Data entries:
■ ■ ■ ■ ■
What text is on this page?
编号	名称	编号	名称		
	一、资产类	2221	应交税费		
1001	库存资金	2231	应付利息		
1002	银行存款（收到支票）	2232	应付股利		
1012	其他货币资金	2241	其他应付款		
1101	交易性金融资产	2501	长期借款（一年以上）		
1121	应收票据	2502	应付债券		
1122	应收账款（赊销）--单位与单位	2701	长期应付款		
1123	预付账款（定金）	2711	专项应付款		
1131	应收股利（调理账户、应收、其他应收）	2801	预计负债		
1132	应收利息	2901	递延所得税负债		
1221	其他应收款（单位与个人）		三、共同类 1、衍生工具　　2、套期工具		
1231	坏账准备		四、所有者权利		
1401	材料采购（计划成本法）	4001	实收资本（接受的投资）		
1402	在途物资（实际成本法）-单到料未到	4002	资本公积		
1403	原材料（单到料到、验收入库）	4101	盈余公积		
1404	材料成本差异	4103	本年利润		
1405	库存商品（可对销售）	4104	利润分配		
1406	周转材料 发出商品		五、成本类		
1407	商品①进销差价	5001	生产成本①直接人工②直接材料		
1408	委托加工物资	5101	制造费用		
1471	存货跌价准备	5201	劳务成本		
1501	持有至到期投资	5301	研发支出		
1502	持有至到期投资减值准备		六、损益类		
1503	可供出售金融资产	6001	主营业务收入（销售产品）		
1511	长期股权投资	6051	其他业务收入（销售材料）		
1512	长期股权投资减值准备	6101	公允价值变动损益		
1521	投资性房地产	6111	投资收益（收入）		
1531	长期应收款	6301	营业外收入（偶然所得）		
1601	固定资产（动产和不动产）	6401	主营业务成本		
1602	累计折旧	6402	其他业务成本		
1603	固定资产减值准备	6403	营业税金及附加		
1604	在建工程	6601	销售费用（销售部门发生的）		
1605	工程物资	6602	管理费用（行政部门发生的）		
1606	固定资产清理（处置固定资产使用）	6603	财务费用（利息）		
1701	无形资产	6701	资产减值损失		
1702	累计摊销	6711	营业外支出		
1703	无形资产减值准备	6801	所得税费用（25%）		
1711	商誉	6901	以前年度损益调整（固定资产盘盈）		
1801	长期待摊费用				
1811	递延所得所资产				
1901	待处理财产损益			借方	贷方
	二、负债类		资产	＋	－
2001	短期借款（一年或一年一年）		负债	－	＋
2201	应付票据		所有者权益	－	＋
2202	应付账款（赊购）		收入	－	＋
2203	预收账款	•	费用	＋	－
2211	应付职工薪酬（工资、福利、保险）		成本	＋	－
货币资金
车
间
■ ■ ■ ■ ■
Task prompt: Exactly reproduce all of the entries above.

Written solution:
What text is on this page?
编号	名称	编号	名称		
	一、资产类	2221	应交税费		
1001	库存资金	2231	应付利息		
1002	银行存款（收到支票）	2232	应付股利		
1012	其他货币资金	2241	其他应付款		
1101	交易性金融资产	2501	长期借款（一年以上）		
1121	应收票据	2502	应付债券		
1122	应收账款（赊销）--单位与单位	2701	长期应付款		
1123	预付账款（定金）	2711	专项应付款		
1131	应收股利（调理账户、应收、其他应收）	2801	预计负债		
1132	应收利息	2901	递延所得税负债		
1221	其他应收款（单位与个人）		三、共同类 1、衍生工具　　2、套期工具		
1231	坏账准备		四、所有者权利		
1401	材料采购（计划成本法）	4001	实收资本（接受的投资）		
1402	在途物资（实际成本法）-单到料未到	4002	资本公积		
1403	原材料（单到料到、验收入库）	4101	盈余公积		
1404	材料成本差异	4103	本年利润		
1405	库存商品（可对销售）	4104	利润分配		
1406	周转材料 发出商品		五、成本类		
1407	商品①进销差价	5001	生产成本①直接人工②直接材料		
1408	委托加工物资	5101	制造费用		
1471	存货跌价准备	5201	劳务成本		
1501	持有至到期投资	5301	研发支出		
1502	持有至到期投资减值准备		六、损益类		
1503	可供出售金融资产	6001	主营业务收入（销售产品）		
1511	长期股权投资	6051	其他业务收入（销售材料）		
1512	长期股权投资减值准备	6101	公允价值变动损益		
1521	投资性房地产	6111	投资收益（收入）		
1531	长期应收款	6301	营业外收入（偶然所得）		
1601	固定资产（动产和不动产）	6401	主营业务成本		
1602	累计折旧	6402	其他业务成本		
1603	固定资产减值准备	6403	营业税金及附加		
1604	在建工程	6601	销售费用（销售部门发生的）		
1605	工程物资	6602	管理费用（行政部门发生的）		
1606	固定资产清理（处置固定资产使用）	6603	财务费用（利息）		
1701	无形资产	6701	资产减值损失		
1702	累计摊销	6711	营业外支出		
1703	无形资产减值准备	6801	所得税费用（25%）		
1711	商誉	6901	以前年度损益调整（固定资产盘盈）		
1801	长期待摊费用				
1811	递延所得所资产				
1901	待处理财产损益			借方	贷方
	二、负债类		资产	＋	－
2001	短期借款（一年或一年一年）		负债	－	＋
2201	应付票据		所有者权益	－	＋
2202	应付账款（赊购）		收入	－	＋
2203	预收账款	•	费用	＋	－
2211	应付职工薪酬（工资、福利、保险）		成本	＋	－
货币资金
车
间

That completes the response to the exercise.